* AIM *
Pull every line of the entries that has the word "Жанейро".

* DATA ENTRIES *
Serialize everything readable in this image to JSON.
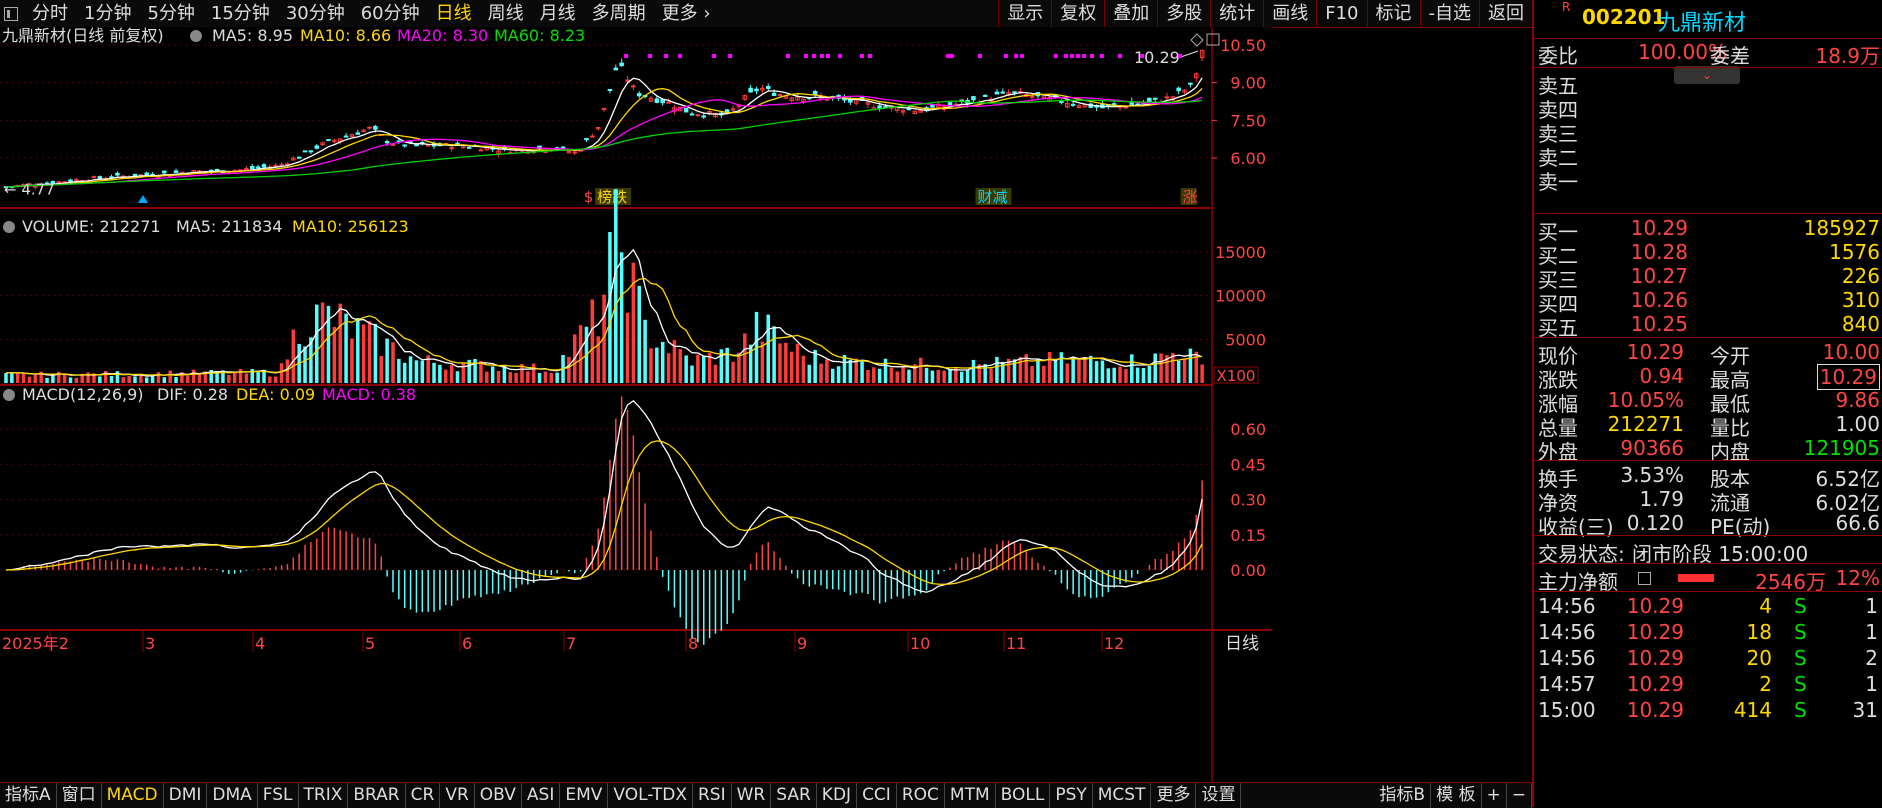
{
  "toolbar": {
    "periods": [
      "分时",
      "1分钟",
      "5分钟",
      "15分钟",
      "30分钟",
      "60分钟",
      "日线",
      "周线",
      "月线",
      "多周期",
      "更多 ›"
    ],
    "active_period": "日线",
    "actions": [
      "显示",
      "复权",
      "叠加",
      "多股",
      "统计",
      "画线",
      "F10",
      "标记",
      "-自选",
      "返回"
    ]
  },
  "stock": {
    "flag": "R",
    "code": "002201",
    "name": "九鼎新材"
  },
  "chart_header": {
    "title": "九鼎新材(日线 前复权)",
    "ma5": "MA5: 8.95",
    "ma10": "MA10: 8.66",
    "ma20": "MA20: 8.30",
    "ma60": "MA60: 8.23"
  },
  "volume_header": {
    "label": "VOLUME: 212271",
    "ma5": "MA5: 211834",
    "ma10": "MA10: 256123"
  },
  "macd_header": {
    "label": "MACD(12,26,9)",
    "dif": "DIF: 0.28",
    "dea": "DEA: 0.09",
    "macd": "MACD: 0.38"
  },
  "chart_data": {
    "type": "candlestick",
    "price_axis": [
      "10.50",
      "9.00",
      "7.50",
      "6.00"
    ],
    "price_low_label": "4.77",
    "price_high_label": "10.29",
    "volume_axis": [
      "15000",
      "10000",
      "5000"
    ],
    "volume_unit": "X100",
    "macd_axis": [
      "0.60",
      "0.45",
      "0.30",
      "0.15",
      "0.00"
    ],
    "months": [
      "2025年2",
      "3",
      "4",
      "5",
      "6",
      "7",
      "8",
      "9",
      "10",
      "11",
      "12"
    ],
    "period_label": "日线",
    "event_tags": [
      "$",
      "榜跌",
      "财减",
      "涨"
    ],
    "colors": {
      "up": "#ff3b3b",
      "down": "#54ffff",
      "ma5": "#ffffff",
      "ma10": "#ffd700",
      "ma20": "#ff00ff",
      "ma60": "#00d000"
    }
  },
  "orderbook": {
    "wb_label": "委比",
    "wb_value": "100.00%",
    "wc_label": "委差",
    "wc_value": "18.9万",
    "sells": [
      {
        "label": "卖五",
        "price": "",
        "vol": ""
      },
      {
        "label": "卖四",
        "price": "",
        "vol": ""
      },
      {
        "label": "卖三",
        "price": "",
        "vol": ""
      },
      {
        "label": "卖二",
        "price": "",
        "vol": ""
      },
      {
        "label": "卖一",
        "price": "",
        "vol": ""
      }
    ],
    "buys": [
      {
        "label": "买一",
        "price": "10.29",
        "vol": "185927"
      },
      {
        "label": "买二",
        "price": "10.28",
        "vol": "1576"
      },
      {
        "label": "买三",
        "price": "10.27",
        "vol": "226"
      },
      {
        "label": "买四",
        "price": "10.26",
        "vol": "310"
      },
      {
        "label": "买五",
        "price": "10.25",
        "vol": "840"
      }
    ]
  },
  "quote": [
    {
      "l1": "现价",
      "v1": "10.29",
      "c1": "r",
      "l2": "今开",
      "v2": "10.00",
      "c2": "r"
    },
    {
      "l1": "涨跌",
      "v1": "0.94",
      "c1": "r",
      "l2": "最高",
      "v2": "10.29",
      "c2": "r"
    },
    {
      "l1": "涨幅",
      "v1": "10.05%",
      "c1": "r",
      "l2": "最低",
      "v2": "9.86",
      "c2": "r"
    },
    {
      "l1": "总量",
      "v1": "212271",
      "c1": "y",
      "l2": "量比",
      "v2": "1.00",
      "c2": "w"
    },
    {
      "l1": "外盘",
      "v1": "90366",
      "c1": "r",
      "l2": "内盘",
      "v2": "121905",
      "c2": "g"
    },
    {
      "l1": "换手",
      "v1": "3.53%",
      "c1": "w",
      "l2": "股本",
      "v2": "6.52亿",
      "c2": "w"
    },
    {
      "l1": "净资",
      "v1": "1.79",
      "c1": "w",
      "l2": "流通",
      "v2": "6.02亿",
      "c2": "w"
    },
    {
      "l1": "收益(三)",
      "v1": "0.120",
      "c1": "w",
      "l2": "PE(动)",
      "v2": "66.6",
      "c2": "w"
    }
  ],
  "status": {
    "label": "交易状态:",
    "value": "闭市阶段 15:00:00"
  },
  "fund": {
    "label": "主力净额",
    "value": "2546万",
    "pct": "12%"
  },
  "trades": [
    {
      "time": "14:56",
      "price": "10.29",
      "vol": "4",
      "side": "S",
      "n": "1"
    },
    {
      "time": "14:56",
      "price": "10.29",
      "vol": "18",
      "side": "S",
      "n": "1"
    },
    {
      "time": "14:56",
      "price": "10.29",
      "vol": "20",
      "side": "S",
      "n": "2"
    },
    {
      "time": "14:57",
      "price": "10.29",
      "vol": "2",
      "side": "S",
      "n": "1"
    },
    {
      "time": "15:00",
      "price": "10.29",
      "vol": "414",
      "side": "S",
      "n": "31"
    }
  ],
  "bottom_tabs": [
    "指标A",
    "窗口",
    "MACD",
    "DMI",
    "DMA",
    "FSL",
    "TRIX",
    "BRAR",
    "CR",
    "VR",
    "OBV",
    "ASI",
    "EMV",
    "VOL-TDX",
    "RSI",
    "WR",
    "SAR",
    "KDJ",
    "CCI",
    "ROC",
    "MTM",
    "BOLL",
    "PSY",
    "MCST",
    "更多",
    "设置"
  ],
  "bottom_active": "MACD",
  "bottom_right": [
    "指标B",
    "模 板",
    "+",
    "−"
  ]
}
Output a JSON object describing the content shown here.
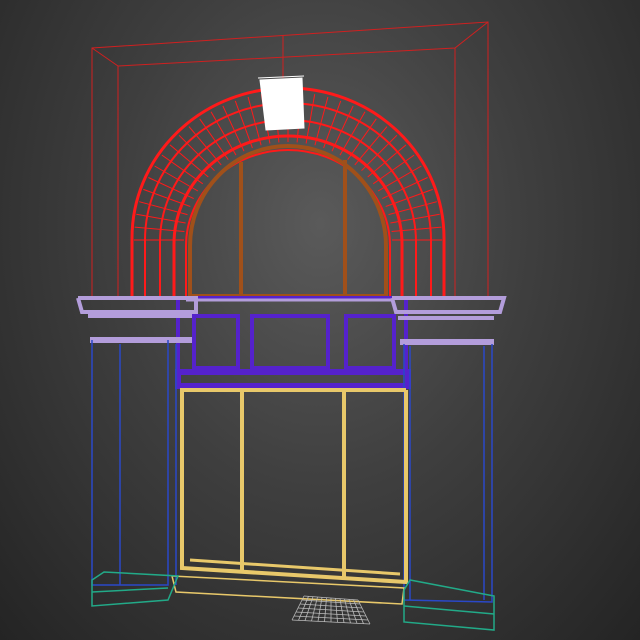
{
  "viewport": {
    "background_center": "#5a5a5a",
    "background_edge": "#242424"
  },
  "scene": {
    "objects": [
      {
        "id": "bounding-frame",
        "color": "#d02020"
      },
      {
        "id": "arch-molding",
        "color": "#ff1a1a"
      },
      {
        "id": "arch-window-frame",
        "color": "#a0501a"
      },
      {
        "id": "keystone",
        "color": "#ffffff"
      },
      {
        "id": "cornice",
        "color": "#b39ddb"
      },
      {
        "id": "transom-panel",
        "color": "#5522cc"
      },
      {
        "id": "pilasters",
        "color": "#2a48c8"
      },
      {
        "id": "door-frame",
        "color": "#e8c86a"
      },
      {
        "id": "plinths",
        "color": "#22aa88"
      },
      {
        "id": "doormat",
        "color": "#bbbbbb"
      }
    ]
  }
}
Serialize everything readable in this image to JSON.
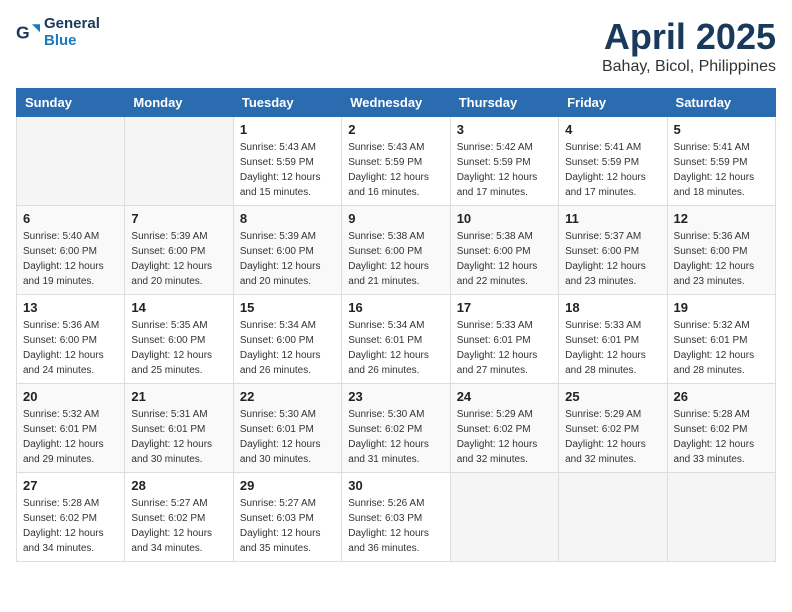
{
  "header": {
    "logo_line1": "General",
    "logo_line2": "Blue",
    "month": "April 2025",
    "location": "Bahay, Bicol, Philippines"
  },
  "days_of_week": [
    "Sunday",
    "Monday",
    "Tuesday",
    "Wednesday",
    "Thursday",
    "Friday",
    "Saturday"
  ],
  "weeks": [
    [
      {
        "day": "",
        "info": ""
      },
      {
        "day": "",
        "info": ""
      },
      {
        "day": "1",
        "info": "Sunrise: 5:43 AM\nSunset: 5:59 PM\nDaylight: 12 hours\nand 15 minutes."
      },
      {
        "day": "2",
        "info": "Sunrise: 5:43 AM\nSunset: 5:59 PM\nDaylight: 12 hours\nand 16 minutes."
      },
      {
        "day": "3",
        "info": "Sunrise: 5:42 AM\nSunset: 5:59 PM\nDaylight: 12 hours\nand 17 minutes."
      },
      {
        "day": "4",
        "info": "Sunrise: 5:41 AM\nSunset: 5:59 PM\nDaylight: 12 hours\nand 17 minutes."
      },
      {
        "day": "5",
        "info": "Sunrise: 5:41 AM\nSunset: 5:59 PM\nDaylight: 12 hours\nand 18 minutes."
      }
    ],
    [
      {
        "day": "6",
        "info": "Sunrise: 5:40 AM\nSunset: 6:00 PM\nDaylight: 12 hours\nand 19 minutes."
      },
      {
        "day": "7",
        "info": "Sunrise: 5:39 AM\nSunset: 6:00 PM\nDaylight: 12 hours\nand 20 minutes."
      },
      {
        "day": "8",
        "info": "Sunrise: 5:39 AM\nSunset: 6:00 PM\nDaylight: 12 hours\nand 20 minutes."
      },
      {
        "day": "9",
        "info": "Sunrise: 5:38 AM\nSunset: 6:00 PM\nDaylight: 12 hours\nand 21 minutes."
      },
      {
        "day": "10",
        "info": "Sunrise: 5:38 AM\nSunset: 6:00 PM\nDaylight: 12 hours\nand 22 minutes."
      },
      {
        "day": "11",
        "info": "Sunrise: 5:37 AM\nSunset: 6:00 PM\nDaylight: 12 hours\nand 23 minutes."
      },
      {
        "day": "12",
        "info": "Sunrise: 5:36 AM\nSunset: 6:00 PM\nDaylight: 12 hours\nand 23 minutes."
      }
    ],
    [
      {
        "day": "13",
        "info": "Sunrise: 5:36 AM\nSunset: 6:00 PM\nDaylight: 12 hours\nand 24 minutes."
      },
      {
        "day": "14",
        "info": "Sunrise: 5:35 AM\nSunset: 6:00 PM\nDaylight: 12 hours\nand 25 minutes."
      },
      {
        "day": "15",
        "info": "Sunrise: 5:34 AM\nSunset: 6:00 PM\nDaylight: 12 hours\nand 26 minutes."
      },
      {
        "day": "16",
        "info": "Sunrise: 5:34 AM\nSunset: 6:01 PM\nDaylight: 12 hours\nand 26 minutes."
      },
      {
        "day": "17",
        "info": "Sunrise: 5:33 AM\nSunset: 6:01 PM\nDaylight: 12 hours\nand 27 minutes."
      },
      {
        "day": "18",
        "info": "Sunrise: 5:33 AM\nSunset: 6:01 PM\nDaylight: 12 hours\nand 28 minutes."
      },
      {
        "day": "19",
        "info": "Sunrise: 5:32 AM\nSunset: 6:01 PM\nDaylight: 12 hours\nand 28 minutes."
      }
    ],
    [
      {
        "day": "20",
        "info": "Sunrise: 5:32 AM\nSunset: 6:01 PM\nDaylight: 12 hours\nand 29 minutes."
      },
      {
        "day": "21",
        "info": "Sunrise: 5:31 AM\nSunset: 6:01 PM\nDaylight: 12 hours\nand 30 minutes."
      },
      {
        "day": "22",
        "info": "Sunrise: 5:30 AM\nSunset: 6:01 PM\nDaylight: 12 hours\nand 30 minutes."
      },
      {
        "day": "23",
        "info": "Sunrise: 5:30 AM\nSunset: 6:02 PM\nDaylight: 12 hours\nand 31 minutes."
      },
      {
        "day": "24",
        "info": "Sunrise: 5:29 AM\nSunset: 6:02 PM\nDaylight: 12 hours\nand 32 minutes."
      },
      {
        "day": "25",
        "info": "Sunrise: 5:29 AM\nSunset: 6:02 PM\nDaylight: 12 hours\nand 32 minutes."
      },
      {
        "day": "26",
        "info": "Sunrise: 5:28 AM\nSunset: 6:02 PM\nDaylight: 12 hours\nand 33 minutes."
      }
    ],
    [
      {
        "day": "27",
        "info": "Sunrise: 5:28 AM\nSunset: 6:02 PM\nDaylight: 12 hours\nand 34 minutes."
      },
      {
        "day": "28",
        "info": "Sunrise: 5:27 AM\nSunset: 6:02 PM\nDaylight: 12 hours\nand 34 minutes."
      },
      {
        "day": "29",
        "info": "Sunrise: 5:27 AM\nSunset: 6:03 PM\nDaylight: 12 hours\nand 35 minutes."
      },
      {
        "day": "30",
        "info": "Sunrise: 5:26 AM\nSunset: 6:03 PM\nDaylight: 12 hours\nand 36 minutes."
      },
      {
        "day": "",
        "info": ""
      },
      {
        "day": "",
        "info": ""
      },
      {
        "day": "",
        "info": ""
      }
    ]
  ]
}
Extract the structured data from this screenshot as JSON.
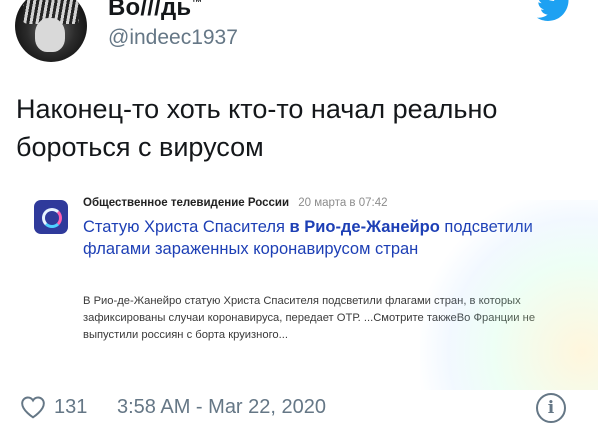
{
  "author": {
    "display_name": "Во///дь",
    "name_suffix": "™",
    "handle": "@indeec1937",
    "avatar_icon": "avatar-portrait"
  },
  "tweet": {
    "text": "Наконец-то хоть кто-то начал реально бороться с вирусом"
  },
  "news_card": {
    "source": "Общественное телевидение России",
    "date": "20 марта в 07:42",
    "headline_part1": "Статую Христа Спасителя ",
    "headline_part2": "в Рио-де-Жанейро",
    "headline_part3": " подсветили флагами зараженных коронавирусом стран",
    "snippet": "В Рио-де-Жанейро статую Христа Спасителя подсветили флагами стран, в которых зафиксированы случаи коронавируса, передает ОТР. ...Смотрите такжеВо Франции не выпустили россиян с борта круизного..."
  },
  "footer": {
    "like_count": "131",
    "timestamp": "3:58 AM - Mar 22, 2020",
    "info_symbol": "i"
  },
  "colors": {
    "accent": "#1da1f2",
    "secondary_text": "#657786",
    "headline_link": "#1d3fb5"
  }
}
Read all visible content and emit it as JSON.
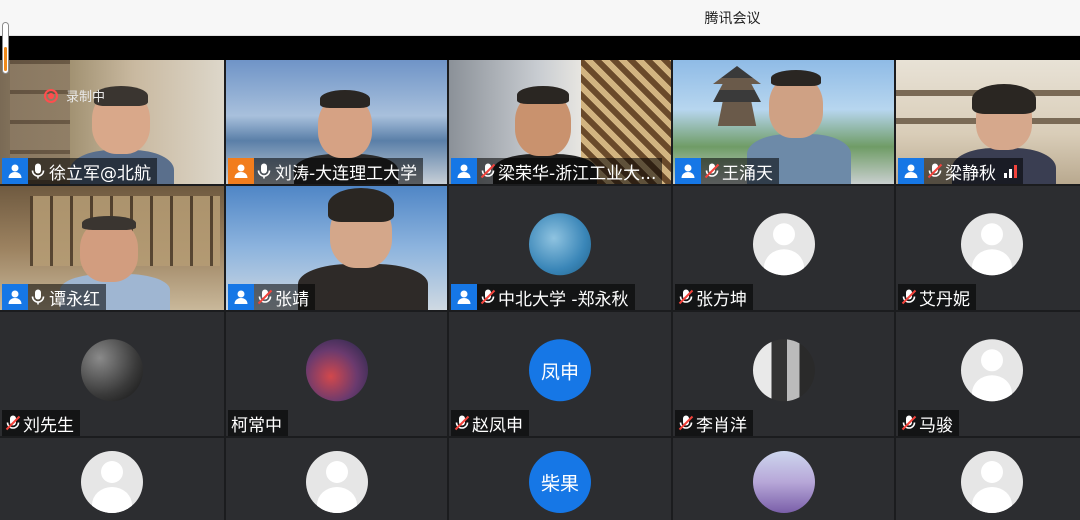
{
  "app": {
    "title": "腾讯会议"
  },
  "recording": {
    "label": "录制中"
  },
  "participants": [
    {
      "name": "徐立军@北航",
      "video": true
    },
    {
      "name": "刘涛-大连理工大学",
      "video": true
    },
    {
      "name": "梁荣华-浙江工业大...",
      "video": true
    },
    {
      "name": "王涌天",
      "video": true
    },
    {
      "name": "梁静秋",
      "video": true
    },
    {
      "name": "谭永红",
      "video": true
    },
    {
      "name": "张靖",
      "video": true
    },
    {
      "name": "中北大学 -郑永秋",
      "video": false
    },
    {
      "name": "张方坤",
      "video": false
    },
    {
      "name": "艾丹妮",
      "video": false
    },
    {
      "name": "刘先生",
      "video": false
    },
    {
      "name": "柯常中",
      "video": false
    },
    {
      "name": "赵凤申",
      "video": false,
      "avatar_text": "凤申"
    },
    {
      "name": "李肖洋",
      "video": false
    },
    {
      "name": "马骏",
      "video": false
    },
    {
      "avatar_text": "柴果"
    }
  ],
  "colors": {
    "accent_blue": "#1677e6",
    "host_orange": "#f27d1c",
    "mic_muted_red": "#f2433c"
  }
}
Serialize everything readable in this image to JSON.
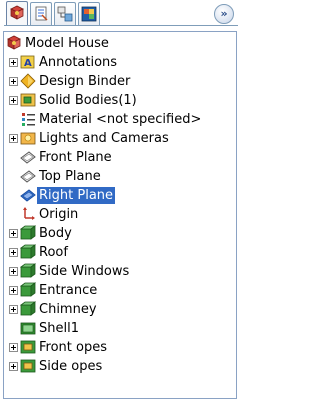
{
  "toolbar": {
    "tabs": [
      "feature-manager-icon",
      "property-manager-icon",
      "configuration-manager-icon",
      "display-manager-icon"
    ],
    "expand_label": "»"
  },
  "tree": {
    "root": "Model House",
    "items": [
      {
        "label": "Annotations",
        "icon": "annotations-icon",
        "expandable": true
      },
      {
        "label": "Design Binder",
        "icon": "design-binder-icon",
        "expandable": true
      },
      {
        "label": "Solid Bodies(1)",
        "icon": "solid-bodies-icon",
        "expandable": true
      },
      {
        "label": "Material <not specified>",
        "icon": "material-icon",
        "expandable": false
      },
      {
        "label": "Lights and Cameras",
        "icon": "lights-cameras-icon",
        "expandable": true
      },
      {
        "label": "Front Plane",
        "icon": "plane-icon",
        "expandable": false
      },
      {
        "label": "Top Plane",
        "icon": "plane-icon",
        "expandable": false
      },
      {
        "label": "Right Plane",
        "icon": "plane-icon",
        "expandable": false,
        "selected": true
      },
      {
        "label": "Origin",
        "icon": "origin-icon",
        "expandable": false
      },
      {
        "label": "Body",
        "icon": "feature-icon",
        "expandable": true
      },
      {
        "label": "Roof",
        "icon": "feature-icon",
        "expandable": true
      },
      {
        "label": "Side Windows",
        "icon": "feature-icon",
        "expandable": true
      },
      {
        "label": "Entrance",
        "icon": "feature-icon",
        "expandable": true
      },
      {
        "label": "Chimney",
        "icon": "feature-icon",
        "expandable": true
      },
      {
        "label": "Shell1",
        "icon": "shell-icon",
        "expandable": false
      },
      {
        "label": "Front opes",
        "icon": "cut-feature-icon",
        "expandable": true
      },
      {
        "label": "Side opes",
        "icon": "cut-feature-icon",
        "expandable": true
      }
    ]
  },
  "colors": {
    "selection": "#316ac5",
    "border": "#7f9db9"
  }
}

* ANSWER TO THIS TASK *
    "headline_part2": "в Рио-де-Жанейро",
    "snippet": "В Рио-де-Жанейро статую Христа Спасителя подсветили флагами стран, в которых зафиксированы случаи коронавируса, передает ОТР. ...Смотрите такжеВо Франции не выпустили россиян с борта круизного..."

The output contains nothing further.